Task – Copy every line from the data below in which the string "JSON" can be found.

Provided records –
=-=-=-=-=
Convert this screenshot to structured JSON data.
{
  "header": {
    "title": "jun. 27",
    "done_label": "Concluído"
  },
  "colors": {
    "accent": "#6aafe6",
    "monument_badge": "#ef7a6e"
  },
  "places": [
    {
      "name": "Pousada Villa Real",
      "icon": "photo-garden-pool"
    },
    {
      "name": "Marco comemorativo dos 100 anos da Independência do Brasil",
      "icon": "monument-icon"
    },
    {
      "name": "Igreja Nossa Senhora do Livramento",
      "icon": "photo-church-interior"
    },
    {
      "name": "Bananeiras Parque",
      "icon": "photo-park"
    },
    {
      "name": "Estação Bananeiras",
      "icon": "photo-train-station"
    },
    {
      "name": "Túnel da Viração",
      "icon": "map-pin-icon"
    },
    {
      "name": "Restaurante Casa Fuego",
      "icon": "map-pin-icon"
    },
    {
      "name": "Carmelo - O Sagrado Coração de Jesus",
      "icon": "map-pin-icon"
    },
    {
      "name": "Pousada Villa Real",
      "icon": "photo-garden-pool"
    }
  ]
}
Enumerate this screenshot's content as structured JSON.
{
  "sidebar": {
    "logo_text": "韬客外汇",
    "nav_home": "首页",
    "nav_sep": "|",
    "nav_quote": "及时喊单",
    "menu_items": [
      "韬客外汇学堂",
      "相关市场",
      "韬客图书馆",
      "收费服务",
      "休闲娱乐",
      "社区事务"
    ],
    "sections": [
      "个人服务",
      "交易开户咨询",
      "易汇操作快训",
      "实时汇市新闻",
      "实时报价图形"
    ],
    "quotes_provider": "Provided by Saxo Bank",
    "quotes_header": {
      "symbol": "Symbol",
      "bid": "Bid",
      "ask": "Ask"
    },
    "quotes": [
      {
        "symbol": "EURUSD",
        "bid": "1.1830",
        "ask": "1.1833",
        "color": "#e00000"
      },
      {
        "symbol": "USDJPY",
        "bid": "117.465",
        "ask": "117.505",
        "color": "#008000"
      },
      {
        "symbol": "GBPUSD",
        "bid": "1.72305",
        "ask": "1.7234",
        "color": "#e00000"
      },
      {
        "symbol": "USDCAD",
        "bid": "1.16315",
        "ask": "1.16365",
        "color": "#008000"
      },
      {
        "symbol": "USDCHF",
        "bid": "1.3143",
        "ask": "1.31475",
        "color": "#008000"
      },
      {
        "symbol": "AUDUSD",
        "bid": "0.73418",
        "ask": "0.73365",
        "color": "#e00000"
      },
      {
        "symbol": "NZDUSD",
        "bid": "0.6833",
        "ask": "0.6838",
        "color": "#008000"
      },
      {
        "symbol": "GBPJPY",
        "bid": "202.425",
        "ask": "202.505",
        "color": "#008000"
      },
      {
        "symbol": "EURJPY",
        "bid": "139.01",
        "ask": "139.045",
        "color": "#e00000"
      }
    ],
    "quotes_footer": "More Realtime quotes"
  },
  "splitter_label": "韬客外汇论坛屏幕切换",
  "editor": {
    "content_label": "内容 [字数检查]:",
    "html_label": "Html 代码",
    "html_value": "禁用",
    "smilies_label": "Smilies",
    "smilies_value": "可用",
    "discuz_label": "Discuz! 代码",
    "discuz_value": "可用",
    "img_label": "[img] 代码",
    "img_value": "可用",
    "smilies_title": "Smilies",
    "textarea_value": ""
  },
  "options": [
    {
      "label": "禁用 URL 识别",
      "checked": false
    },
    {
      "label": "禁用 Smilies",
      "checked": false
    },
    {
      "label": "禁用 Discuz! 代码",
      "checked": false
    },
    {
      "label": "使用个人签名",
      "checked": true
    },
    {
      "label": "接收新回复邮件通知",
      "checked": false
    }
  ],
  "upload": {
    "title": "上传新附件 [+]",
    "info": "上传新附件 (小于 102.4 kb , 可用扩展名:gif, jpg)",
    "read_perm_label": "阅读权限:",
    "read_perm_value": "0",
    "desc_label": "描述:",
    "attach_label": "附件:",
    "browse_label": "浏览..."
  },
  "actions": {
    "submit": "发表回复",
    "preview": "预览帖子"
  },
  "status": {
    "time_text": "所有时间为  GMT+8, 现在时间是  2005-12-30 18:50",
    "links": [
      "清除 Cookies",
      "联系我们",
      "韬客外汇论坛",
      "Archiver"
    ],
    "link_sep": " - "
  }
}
=-=-=-=-=
Task result –
Convert this screenshot to structured JSON data.
Enumerate this screenshot's content as structured JSON.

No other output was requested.